- [Dataset entries]
- - -

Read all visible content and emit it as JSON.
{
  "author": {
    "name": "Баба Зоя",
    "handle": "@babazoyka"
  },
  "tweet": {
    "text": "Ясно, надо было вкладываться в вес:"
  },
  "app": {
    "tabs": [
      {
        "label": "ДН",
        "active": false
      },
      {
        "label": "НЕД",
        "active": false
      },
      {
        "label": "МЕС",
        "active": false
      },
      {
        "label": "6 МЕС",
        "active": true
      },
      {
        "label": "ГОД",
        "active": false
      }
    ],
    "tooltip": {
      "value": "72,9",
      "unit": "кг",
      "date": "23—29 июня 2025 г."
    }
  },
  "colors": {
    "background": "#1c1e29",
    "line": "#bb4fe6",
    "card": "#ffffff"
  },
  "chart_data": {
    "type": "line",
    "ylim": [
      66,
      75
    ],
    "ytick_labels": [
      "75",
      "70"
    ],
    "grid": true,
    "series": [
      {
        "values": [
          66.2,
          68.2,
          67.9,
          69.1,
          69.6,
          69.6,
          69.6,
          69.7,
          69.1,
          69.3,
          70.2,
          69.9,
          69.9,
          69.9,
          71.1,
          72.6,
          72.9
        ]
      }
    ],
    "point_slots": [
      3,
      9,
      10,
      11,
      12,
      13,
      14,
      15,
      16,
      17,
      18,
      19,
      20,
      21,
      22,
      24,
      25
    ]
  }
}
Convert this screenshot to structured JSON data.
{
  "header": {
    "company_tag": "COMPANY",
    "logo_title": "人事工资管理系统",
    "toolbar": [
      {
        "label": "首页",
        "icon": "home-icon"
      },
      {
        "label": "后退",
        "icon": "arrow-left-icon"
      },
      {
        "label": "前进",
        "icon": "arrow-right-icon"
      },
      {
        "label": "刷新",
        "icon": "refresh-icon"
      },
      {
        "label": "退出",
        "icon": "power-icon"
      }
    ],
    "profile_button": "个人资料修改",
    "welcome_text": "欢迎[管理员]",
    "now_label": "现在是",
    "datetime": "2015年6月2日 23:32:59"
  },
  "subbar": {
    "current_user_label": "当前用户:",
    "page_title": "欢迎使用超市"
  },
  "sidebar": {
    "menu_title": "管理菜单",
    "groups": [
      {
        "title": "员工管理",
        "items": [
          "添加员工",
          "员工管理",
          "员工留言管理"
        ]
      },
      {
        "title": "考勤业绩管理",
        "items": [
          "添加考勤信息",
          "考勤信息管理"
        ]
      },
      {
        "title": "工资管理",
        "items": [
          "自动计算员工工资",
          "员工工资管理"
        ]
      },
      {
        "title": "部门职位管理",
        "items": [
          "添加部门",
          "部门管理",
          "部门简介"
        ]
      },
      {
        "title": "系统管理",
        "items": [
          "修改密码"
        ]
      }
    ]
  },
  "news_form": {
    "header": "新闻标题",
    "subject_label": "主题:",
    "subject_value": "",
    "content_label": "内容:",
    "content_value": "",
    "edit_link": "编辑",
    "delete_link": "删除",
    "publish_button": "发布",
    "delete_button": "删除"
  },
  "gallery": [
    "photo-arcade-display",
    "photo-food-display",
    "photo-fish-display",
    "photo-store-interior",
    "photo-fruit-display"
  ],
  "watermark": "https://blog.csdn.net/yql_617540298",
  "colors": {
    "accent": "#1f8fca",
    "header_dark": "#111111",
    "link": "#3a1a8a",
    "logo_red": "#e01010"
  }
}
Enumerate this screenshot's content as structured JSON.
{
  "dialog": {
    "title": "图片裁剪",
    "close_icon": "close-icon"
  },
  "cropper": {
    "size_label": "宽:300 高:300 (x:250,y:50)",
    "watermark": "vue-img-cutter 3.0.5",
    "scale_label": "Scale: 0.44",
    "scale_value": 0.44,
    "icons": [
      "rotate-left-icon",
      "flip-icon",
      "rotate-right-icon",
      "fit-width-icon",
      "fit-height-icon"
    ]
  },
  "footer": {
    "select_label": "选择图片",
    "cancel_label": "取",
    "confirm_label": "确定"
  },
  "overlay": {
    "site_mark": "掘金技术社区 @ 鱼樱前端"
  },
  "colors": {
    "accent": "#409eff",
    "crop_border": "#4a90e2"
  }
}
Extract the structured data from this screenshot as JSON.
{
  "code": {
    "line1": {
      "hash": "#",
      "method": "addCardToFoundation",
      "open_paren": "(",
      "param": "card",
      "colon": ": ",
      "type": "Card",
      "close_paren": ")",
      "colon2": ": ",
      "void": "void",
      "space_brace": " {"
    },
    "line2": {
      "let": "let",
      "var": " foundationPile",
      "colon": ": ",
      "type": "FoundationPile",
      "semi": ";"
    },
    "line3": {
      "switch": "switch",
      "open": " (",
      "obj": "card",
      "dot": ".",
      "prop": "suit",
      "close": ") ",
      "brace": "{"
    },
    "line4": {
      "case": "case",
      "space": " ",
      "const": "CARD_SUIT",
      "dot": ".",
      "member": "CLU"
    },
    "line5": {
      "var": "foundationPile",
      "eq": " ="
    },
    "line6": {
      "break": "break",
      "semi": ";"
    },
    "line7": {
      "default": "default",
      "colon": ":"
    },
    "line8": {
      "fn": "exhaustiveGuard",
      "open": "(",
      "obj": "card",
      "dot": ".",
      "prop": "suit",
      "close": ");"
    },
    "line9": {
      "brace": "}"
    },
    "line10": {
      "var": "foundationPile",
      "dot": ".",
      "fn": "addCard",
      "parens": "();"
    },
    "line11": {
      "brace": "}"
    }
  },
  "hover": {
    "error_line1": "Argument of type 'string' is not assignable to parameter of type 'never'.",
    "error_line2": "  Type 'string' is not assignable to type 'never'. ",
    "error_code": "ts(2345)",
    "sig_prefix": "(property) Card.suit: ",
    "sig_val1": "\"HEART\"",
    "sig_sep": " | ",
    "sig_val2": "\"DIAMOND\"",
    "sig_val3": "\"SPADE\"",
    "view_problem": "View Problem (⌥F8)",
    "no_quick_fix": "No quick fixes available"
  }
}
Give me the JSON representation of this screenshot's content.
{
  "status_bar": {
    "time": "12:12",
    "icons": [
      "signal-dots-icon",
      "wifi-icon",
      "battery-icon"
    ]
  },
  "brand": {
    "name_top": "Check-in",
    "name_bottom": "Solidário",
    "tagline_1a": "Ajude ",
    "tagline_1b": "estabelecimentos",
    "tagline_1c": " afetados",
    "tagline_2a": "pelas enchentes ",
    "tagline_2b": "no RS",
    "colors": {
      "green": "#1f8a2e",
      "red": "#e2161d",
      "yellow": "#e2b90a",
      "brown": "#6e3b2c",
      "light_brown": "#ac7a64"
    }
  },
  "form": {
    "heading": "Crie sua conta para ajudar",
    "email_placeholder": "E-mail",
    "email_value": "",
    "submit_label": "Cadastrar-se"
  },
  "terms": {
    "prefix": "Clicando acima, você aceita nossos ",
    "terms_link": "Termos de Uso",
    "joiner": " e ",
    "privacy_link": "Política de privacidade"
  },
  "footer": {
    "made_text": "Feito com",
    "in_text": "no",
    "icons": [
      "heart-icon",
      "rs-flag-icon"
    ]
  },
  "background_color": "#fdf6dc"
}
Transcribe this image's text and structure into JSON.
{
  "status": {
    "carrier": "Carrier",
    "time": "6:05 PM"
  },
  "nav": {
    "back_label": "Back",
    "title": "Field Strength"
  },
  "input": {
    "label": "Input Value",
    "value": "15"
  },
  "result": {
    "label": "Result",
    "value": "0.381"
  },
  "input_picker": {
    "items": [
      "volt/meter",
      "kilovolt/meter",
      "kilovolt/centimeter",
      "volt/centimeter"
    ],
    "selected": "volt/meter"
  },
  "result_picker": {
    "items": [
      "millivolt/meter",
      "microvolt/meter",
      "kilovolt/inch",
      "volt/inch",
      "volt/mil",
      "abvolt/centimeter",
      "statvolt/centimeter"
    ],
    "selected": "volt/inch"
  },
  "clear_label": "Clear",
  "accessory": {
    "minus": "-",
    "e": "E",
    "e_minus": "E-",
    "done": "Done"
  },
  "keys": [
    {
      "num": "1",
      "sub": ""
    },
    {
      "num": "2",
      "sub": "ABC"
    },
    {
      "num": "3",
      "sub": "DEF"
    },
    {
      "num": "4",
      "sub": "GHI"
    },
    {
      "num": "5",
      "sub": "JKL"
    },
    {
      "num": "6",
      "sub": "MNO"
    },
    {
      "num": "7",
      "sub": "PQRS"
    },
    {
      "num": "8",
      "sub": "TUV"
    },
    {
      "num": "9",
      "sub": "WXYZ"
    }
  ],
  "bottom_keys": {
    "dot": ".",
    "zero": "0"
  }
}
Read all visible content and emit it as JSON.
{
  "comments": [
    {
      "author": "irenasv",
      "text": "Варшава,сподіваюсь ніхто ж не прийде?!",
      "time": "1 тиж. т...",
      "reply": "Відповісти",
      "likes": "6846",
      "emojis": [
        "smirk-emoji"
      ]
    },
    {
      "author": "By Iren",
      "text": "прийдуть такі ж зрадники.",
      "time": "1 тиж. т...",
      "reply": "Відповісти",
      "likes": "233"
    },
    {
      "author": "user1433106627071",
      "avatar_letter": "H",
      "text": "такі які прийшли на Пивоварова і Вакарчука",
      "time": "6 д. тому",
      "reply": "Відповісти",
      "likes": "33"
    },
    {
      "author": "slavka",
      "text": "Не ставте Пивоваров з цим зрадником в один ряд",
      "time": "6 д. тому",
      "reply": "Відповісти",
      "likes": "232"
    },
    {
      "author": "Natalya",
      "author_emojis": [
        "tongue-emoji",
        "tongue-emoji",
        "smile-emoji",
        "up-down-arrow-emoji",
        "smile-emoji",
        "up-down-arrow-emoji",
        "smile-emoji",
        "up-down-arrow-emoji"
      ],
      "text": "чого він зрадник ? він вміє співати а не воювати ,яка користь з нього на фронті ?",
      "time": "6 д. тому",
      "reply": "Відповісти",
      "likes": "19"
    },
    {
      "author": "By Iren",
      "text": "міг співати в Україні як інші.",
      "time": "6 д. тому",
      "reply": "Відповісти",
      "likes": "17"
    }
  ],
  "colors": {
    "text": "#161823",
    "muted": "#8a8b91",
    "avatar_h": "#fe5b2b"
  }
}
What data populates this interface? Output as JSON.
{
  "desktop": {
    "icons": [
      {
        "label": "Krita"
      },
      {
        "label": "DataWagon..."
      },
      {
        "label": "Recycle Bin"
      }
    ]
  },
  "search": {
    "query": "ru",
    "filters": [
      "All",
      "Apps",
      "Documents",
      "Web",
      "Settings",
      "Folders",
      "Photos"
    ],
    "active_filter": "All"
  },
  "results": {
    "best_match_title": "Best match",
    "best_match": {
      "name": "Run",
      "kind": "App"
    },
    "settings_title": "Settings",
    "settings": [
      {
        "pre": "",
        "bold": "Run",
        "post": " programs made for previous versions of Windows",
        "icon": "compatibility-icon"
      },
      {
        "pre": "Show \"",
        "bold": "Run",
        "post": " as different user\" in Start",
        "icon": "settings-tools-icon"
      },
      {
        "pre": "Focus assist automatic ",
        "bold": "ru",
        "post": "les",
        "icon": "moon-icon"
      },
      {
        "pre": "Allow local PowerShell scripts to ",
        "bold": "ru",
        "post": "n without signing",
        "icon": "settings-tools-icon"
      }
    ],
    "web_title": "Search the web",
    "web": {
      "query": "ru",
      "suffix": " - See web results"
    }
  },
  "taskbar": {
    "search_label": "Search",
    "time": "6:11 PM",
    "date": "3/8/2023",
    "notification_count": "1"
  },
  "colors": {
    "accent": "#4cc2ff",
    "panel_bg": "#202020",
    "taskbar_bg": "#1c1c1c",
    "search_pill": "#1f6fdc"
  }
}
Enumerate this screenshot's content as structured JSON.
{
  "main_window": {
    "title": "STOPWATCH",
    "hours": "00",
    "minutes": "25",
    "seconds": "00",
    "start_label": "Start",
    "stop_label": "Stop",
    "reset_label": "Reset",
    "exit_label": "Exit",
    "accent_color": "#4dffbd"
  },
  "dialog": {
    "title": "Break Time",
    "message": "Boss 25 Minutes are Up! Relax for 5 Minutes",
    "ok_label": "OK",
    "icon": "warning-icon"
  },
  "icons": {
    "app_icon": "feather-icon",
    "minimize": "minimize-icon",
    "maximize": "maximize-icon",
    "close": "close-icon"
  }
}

- - -

- [Work to be completed]
Report only the number of lines in the listing that contain the word "string".

- [Answer to this exercise]
2